STATED PROBLEM: Copy nothing before the line that contains "Output the text content of this document."; from there, transcribe each line exactly through the end of the material, omitting pictures.

SUPPLIED MATERIAL:
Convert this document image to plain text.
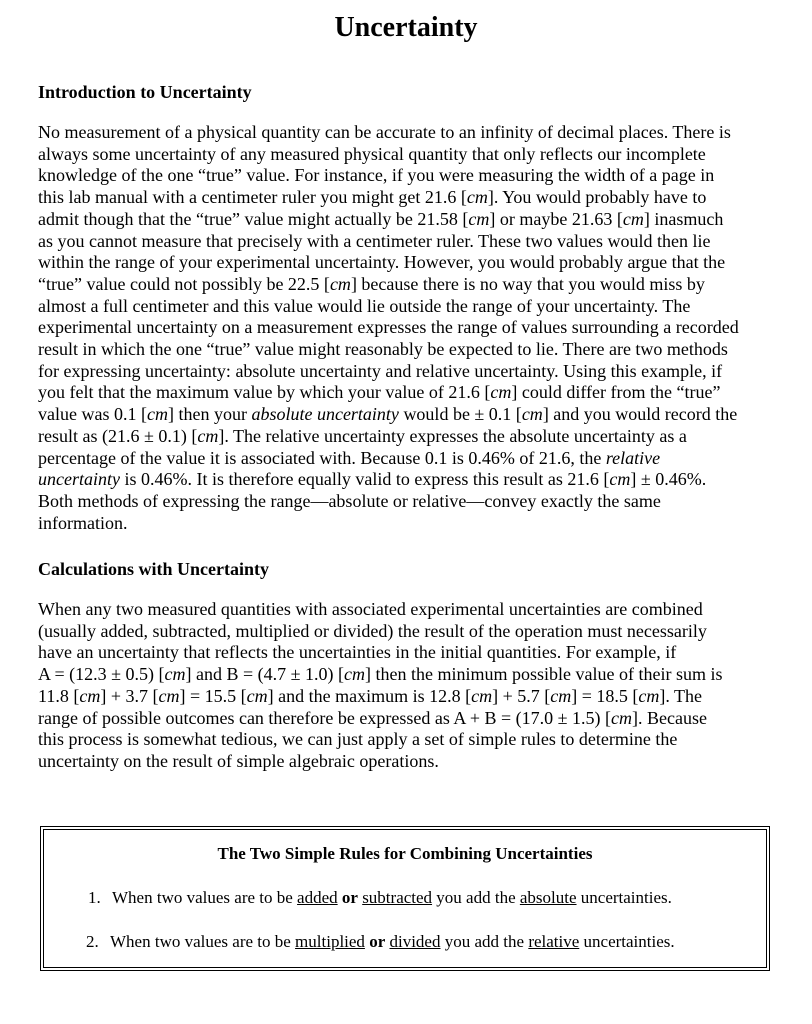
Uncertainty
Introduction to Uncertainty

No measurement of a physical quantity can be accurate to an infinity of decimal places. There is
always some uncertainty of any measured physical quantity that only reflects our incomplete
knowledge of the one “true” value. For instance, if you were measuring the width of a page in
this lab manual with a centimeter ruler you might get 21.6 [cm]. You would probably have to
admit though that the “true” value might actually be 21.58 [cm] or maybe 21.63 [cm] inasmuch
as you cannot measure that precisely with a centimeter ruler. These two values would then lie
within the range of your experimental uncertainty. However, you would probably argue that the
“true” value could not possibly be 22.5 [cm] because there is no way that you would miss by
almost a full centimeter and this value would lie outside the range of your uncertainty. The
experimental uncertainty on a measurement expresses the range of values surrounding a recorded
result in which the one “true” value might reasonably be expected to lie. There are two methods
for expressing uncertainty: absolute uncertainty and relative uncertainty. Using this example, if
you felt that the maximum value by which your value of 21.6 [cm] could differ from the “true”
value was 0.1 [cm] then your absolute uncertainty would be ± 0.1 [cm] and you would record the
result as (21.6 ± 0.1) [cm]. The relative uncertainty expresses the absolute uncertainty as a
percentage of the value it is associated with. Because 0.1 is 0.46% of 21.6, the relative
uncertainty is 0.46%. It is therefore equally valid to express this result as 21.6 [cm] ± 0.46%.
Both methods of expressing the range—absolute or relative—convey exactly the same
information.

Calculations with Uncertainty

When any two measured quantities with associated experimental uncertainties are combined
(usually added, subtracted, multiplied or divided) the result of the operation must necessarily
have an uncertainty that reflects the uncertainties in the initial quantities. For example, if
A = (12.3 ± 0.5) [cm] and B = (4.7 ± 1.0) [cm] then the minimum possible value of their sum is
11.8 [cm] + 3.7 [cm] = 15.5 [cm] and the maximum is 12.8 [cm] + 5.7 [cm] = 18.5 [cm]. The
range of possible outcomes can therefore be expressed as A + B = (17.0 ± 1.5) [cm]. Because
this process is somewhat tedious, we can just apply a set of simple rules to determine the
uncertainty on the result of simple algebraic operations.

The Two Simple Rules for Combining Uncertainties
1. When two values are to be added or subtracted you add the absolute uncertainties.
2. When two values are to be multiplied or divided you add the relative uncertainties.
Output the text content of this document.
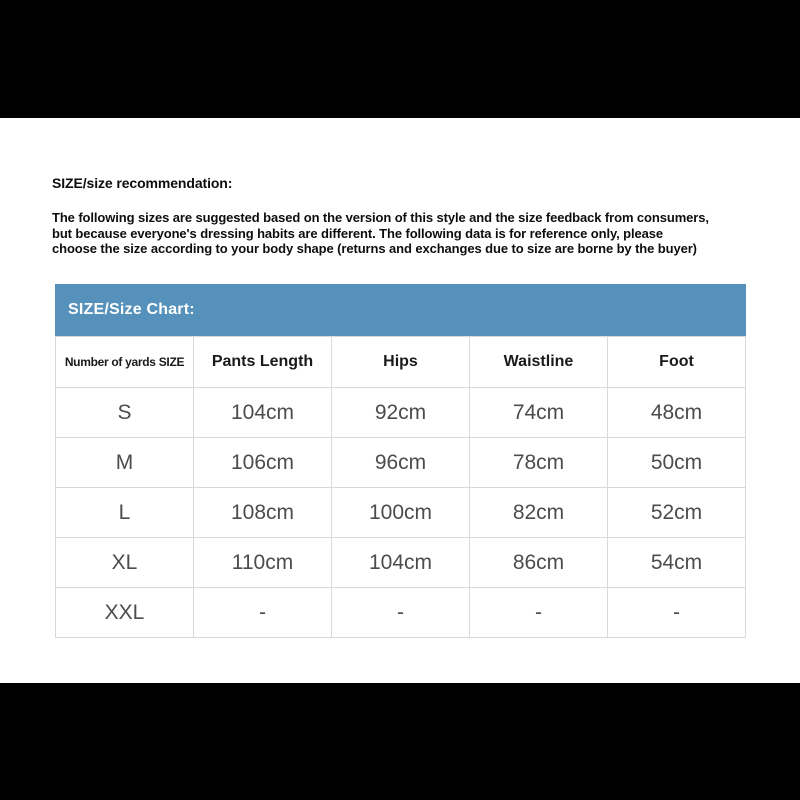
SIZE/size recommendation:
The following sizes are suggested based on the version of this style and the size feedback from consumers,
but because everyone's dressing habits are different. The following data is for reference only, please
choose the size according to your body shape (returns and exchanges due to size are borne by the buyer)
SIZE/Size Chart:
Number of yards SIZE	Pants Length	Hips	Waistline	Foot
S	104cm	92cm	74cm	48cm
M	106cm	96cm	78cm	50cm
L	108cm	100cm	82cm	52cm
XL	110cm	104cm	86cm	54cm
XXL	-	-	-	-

COMPLETED TASK:
Output the text content of this document.
SIZE/size recommendation:
The following sizes are suggested based on the version of this style and the size feedback from consumers,
but because everyone's dressing habits are different. The following data is for reference only, please
choose the size according to your body shape (returns and exchanges due to size are borne by the buyer)
SIZE/Size Chart:
Number of yards SIZE	Pants Length	Hips	Waistline	Foot
S	104cm	92cm	74cm	48cm
M	106cm	96cm	78cm	50cm
L	108cm	100cm	82cm	52cm
XL	110cm	104cm	86cm	54cm
XXL	-	-	-	-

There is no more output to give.